— Start Selected text —
Memory and the Self
Jan 26, 2014Ever since John Locke, philosophers have wondered about memory and its connection to the self. Locke believed that a continuity of consciousness and memory establish a "self" over time.
How many times have you heard people advise others to let go of the past? Once you see that these painful, traumatic experiences are over and done, and you stop “holding on” to them, you supposedly achieve “closure” and can “get on with your life.”
If you’re like me, you’ve heard this kind of stuff a lot.
Not recognizing that the past is over and done with is supposed to be bad for your mental health, and a troubling failure to embrace the reality that life is lived in the here-and-now. In mental health professions, this notion is often taken as gospel. But I think that there’s something terribly wrong with it. I think that trying to let go of your past experiences, however painful they are, is like trying to discard part of your body. If you succeeded, it would diminish you rather than making you more whole. And it’s something that you can’t possibly succeed at doing anyway.
To see why, we need to turn to the branch of philosophy called “metaphysics,” which deals with the most fundamental components of reality. Metaphysicians point out that the world is stocked with particular things—not just inanimate objects, like tables and chairs, but also people. Each particular thing comes into the world at some point in time, persists for a while, and then ceases to be. People come into existence at some point after their conception, live their lives, and then pass away into oblivion.
The period between coming into the world and departing from it is the period of time when a person persists. One of the topics that metaphysicians are interested in, and that they theorize about, is the nature of persistence. They ask what exactly is it for an object—or a person—to persist through time.
Many people think that we travel through time, moving from the past to the future. Looked at in this way, persistence is like driving on a long highway from one place to another, departing before birth and arriving at the destination at the instant of death. According to this view, the whole of you travels—persists—through time. You undergo many changes before you reach the finish line. You grow, you develop, and you have all sorts of experiences, both good and bad, before you die. These experiences are ephemeral. They exist only fleetingly, in the thin moment of the present. And they cease to exist when they pass, preserved only in memory, if preserved at all.
Philosophers call this picture of persistence endurantism. The idea that the past is dead and gone fits right into the endurantist framework because, for endurantists, past experiences no longer exist. We’ve gone through them and have come out the other side. Life is in the here-and-now, not the there-and-then.
— End Selected text —
— Start Information supplied —
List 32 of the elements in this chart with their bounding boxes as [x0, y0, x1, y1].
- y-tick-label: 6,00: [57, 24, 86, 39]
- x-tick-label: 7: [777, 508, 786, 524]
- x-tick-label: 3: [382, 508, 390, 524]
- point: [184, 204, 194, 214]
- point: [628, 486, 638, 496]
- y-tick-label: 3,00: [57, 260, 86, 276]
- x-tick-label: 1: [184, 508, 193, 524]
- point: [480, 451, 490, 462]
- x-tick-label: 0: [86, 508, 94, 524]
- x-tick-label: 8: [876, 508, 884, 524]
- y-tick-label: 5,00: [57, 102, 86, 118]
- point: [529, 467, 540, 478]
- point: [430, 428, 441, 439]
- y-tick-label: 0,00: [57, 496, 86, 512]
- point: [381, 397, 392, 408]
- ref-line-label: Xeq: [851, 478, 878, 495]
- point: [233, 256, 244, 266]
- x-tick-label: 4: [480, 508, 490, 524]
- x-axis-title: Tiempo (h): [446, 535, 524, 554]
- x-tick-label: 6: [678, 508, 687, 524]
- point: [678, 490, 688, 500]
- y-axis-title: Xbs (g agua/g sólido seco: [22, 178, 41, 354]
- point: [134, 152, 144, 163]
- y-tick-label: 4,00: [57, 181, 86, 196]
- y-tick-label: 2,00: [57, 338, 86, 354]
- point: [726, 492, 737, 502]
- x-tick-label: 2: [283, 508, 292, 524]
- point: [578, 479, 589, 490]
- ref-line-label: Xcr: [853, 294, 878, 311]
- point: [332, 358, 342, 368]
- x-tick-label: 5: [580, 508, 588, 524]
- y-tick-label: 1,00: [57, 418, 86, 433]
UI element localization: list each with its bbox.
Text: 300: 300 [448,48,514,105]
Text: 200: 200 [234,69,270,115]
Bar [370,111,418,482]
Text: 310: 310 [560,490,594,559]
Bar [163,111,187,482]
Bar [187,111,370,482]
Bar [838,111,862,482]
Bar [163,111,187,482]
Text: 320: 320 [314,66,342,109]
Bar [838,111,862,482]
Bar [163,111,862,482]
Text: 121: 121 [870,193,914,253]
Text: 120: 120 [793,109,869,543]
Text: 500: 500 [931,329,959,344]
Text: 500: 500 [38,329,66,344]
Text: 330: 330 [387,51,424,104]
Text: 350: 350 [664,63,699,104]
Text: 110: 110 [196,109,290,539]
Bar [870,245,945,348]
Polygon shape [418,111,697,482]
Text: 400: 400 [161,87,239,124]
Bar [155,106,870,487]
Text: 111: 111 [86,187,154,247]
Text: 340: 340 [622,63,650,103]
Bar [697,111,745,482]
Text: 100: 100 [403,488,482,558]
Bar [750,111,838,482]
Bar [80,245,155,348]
— End Information supplied —
Exercise 1 |
Answer these questions using the essay on memory and the self:
(a) According to the essay, what did John Locke believe establishes a "self" over time?
(b) What does the branch of philosophy called metaphysics deal with?
(c) What name do philosophers give to the picture of persistence in which the whole of a person travels through time?
Exercise 2 | Copy the entries line for line, beginning with the first line of the entries and stopping after the line that contains "- point: [678, 490, 688, 500]".
The essay on memory and the self and the entries are independent of each other.

Exercise response 1 |
(a) A continuity of consciousness and memory.
(b) The most fundamental components of reality.
(c) Endurantism.

Exercise response 2 |
List 32 of the elements in this chart with their bounding boxes as [x0, y0, x1, y1].
- y-tick-label: 6,00: [57, 24, 86, 39]
- x-tick-label: 7: [777, 508, 786, 524]
- x-tick-label: 3: [382, 508, 390, 524]
- point: [184, 204, 194, 214]
- point: [628, 486, 638, 496]
- y-tick-label: 3,00: [57, 260, 86, 276]
- x-tick-label: 1: [184, 508, 193, 524]
- point: [480, 451, 490, 462]
- x-tick-label: 0: [86, 508, 94, 524]
- x-tick-label: 8: [876, 508, 884, 524]
- y-tick-label: 5,00: [57, 102, 86, 118]
- point: [529, 467, 540, 478]
- point: [430, 428, 441, 439]
- y-tick-label: 0,00: [57, 496, 86, 512]
- point: [381, 397, 392, 408]
- ref-line-label: Xeq: [851, 478, 878, 495]
- point: [233, 256, 244, 266]
- x-tick-label: 4: [480, 508, 490, 524]
- x-axis-title: Tiempo (h): [446, 535, 524, 554]
- x-tick-label: 6: [678, 508, 687, 524]
- point: [678, 490, 688, 500]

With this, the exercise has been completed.